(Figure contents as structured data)
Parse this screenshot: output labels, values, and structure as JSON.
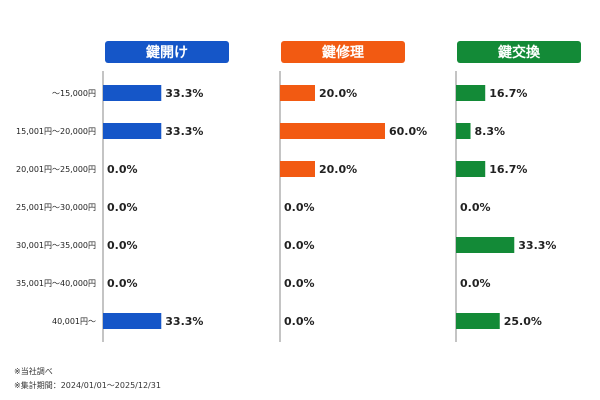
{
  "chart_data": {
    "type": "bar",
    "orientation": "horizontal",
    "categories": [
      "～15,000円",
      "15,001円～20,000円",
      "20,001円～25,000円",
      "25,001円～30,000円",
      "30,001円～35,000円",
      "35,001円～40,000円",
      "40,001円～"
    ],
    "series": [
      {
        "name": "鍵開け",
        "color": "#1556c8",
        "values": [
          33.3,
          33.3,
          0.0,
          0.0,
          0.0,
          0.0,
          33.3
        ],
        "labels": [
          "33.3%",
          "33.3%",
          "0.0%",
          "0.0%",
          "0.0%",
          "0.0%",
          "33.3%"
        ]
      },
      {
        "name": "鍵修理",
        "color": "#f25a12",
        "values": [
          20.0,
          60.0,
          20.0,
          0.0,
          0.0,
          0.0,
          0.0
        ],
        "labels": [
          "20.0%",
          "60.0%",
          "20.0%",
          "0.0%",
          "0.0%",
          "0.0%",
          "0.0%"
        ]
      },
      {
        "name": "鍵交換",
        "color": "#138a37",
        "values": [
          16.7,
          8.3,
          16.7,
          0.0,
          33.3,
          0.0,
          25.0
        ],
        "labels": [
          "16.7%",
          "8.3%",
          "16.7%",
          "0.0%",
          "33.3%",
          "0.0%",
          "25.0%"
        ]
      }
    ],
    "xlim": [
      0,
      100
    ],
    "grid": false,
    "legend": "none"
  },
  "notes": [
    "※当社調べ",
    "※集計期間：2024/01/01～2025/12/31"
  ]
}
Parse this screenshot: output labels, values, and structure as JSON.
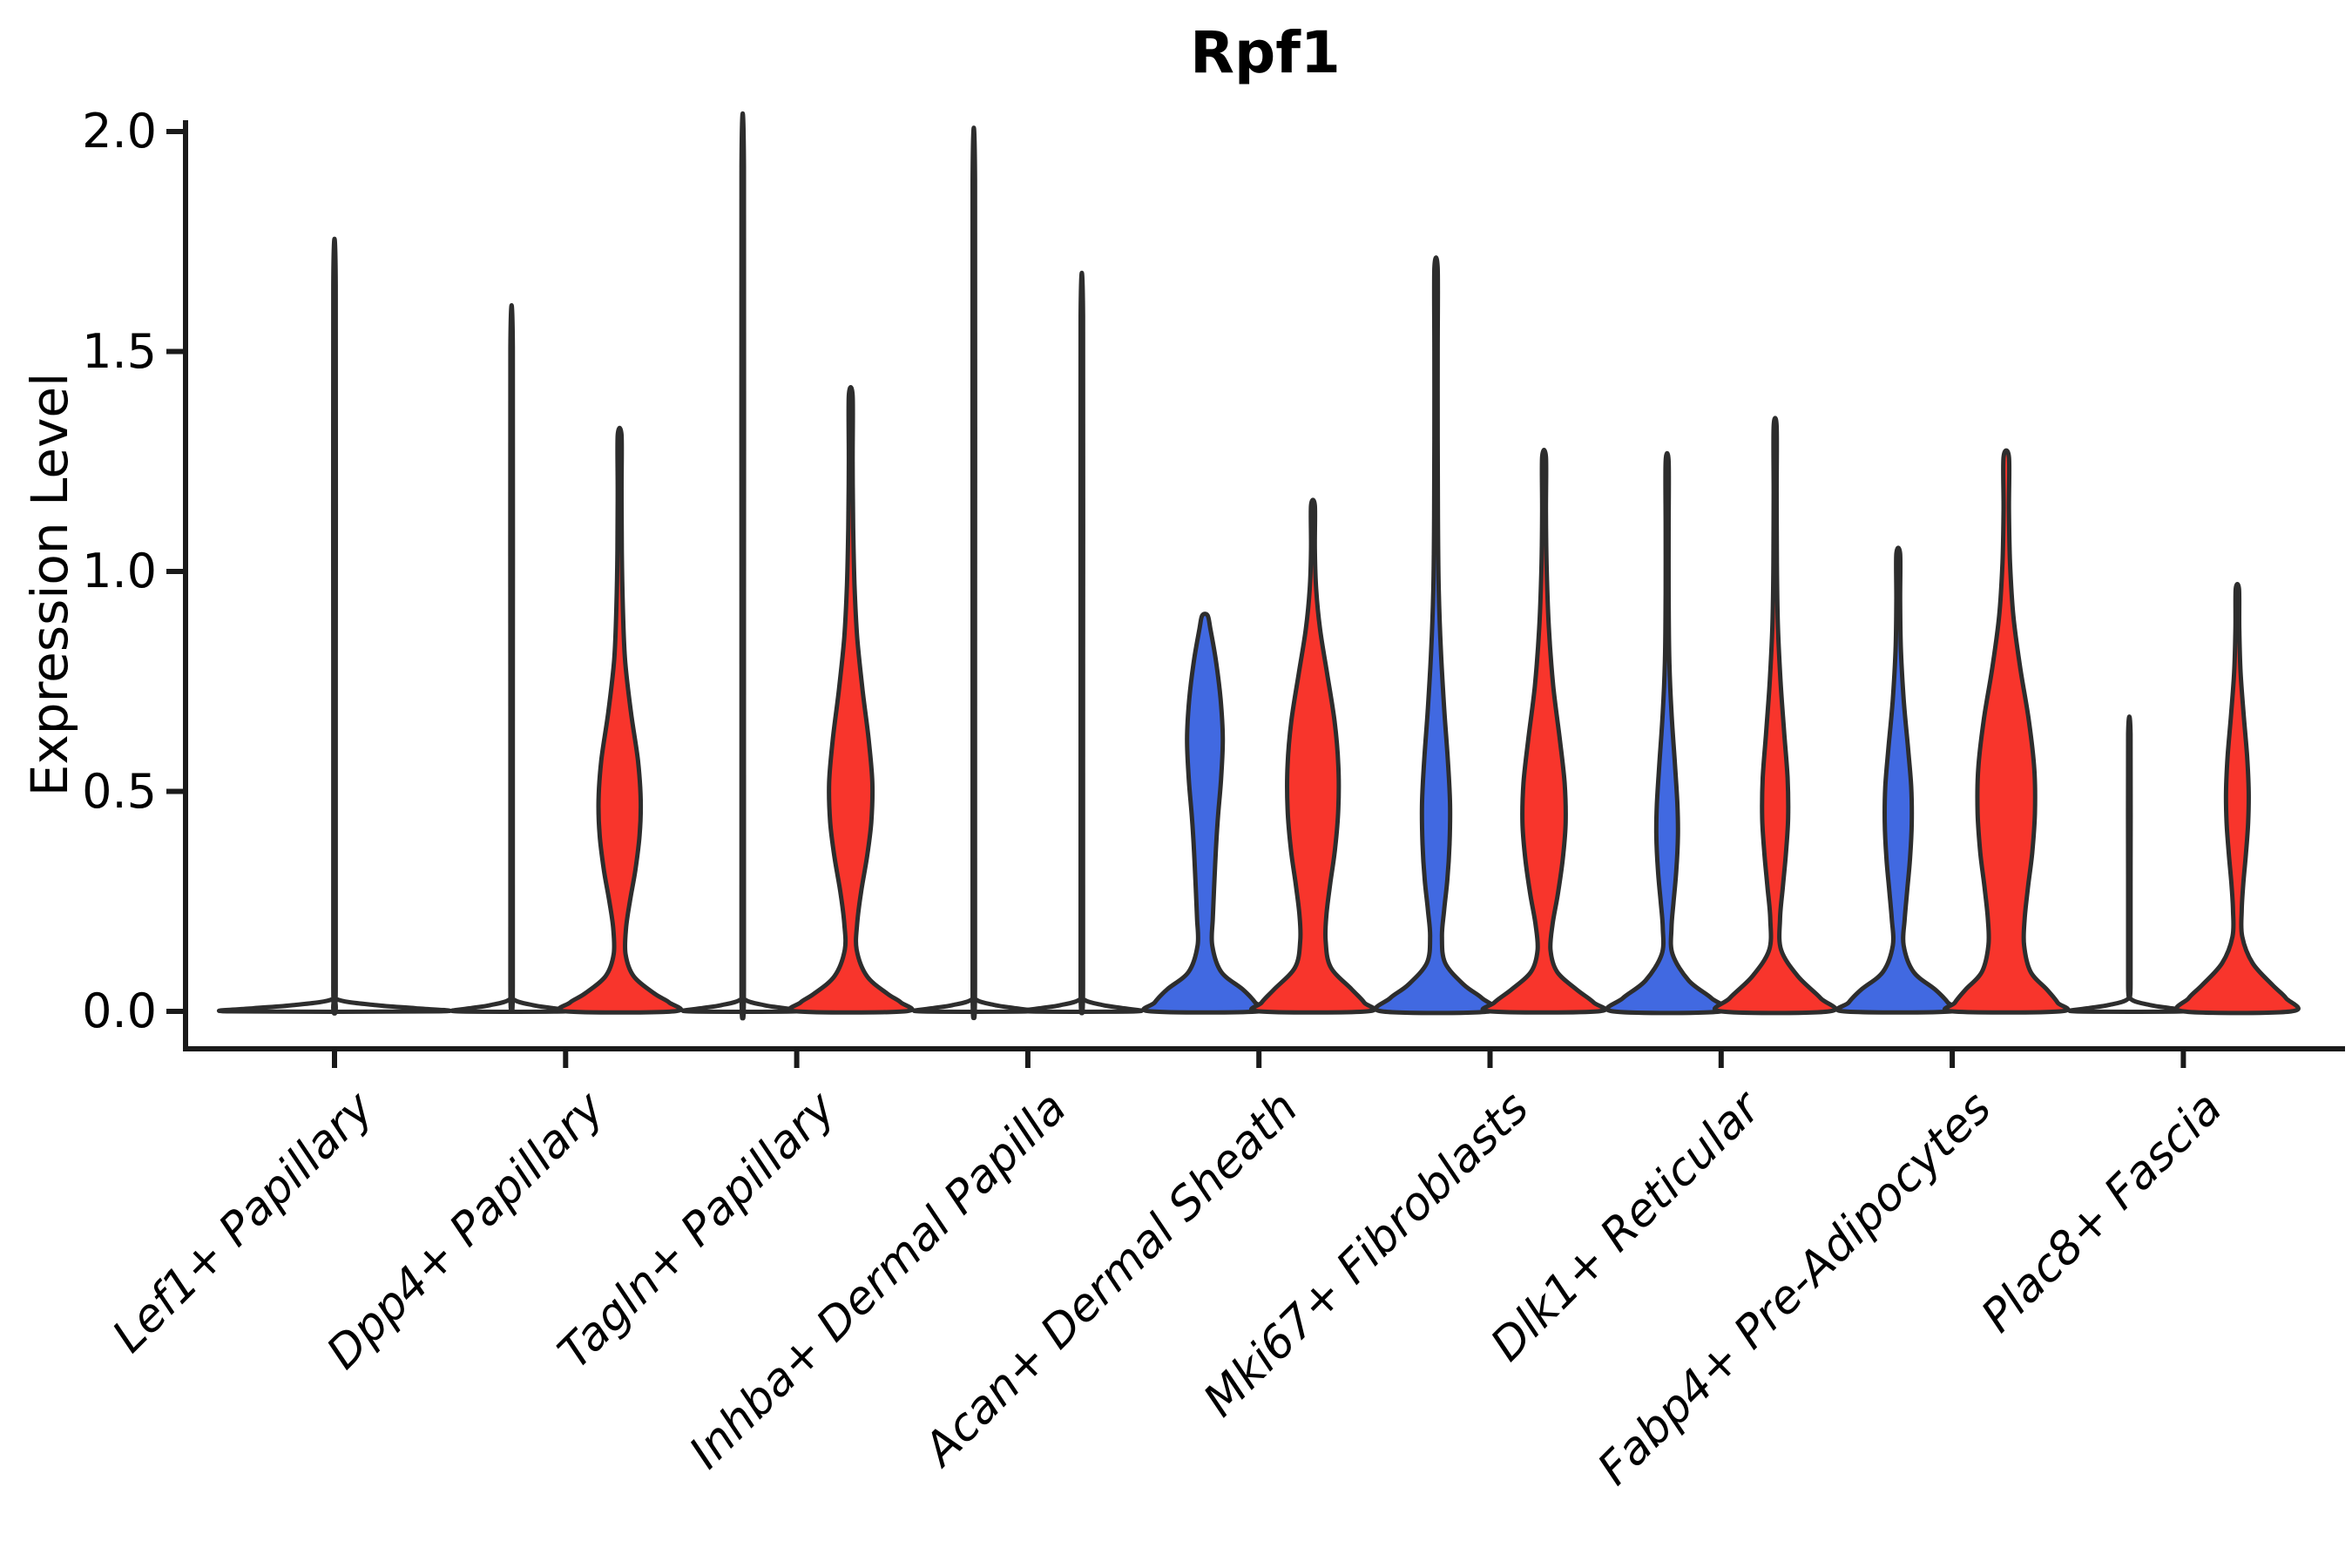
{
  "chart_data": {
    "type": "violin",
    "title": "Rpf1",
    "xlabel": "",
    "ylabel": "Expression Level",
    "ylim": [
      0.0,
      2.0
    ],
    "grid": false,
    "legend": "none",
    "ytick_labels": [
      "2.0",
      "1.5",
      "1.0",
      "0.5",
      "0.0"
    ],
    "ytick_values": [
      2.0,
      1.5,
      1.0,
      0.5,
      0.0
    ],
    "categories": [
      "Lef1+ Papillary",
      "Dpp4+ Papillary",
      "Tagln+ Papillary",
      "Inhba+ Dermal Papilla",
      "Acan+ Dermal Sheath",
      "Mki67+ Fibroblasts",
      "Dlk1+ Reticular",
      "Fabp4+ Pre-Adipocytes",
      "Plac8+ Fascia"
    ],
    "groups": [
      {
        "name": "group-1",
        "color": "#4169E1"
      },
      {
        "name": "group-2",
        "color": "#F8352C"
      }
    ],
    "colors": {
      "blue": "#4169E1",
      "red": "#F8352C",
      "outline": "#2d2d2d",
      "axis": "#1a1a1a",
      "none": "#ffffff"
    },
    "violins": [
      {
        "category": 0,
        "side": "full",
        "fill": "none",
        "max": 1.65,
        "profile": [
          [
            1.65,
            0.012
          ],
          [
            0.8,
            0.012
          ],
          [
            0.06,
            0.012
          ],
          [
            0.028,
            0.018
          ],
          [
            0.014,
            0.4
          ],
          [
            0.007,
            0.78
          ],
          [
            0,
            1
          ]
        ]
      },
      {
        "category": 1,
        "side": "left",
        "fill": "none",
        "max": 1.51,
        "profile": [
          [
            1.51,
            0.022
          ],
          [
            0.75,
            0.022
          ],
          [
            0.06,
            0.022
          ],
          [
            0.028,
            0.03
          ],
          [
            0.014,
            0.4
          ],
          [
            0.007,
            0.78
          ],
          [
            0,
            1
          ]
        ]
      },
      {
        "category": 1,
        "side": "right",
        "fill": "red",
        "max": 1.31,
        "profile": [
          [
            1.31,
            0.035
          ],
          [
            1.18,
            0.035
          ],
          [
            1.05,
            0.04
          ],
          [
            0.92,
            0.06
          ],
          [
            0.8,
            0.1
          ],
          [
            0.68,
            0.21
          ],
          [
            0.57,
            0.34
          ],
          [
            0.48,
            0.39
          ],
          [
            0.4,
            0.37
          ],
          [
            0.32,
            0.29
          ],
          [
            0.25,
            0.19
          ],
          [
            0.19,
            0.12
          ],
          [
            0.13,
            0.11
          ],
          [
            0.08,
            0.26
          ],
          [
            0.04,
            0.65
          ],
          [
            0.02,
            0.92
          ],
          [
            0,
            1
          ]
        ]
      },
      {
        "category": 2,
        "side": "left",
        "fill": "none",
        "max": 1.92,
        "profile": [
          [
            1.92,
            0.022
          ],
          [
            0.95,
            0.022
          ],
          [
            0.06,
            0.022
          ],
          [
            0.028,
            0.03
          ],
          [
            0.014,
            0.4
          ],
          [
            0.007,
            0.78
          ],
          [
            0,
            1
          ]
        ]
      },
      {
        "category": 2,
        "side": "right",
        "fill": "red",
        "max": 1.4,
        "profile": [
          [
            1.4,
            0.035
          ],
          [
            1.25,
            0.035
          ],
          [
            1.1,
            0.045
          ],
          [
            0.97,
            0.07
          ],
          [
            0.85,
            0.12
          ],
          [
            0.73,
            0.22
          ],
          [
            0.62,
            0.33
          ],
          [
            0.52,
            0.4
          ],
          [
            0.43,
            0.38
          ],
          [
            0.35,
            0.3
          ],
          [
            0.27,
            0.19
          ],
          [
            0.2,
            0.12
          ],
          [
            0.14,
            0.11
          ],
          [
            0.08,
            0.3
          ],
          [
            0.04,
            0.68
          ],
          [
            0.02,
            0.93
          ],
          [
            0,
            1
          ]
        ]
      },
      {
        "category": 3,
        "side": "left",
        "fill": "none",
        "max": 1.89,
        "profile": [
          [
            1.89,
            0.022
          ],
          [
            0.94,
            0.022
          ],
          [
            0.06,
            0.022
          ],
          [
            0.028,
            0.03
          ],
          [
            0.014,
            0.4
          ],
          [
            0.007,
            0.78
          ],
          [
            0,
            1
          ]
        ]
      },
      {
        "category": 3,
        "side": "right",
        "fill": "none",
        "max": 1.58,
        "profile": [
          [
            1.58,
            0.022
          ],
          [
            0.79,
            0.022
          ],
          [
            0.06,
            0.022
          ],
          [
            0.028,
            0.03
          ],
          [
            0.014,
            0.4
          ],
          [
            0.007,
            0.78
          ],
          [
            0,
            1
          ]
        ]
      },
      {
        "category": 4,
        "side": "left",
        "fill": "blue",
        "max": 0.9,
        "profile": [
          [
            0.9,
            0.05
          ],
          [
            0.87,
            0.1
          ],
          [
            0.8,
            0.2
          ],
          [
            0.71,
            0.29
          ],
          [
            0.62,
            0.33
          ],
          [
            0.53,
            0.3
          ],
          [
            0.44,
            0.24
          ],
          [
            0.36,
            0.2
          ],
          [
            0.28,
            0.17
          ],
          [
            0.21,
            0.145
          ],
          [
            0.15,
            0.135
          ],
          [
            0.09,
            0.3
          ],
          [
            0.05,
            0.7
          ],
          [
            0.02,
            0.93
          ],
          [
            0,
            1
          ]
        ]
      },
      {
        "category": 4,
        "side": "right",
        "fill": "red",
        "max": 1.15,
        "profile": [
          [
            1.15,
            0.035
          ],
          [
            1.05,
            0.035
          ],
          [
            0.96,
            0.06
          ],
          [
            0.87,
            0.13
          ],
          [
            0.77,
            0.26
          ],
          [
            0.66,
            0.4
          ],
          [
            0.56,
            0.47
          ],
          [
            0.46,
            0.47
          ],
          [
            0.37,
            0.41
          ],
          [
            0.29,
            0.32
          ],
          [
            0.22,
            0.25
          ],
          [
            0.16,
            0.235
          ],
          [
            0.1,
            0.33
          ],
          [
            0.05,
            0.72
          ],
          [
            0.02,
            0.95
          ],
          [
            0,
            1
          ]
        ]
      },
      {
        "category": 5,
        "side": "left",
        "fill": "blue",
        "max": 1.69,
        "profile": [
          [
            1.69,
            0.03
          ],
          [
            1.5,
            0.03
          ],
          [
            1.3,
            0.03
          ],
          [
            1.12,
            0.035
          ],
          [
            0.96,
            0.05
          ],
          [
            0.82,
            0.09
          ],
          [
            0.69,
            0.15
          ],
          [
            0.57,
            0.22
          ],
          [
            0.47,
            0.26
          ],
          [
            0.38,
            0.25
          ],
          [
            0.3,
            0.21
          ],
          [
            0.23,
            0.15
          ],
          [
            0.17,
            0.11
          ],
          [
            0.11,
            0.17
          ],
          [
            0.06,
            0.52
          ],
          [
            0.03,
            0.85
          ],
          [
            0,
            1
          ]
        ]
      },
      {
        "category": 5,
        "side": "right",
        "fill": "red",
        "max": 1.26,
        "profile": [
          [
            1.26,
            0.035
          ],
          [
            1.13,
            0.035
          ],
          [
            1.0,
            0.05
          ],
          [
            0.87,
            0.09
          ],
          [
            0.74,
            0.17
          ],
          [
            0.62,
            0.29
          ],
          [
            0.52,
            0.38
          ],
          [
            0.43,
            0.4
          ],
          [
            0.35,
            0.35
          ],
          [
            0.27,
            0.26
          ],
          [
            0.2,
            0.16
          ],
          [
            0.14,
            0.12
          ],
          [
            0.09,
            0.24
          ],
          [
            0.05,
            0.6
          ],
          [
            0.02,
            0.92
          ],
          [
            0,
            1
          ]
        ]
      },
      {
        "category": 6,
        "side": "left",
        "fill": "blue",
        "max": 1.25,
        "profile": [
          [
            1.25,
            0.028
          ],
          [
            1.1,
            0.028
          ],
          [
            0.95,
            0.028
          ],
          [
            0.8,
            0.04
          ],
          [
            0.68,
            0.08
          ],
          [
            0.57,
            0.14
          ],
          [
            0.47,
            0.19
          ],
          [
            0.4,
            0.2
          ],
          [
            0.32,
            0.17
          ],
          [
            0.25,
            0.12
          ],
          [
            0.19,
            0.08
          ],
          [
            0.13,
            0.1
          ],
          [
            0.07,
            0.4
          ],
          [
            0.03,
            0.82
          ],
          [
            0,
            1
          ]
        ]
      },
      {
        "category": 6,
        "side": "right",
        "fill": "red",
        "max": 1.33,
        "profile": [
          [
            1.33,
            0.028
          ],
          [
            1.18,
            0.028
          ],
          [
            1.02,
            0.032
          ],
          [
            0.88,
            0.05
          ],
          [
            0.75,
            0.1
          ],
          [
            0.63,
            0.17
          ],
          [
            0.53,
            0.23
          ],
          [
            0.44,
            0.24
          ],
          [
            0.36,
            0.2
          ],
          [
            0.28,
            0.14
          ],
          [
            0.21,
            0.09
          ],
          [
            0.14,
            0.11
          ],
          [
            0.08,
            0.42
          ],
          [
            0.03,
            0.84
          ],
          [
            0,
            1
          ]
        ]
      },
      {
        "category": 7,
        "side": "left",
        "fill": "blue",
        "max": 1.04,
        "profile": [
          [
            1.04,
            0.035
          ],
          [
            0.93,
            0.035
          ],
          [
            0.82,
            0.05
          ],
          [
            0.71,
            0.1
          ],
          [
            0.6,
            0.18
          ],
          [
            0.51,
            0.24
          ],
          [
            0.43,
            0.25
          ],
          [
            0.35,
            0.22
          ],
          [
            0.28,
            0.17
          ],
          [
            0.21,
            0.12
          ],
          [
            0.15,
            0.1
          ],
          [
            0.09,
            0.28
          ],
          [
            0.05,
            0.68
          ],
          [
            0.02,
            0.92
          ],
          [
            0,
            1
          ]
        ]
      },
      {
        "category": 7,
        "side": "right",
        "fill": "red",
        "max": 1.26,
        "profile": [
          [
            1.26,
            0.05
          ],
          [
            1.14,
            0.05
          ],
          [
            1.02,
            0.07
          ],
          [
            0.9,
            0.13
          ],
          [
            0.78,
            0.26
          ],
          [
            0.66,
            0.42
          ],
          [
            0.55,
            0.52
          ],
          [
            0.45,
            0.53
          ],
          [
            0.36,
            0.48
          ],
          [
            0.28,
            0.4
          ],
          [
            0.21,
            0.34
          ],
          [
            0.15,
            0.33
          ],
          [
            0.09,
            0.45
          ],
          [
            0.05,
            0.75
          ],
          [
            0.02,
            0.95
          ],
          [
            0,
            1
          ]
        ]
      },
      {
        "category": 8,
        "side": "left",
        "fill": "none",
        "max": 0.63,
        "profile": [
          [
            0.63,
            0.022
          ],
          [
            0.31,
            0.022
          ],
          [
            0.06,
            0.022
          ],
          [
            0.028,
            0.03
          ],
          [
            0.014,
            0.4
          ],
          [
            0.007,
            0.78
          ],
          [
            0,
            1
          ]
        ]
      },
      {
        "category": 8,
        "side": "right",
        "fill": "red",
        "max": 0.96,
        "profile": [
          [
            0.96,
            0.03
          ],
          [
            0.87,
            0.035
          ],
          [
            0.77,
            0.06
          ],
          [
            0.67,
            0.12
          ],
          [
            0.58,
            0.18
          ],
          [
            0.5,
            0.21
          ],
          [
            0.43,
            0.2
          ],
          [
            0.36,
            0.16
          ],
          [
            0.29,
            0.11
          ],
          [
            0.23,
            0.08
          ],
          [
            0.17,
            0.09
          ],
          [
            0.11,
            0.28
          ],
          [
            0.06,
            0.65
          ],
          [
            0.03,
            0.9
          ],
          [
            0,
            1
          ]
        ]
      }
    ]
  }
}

Written instruction
Copy every line of the listing containing the string "Dermal".

Response to the task
      "Inhba+ Dermal Papilla",
      "Acan+ Dermal Sheath",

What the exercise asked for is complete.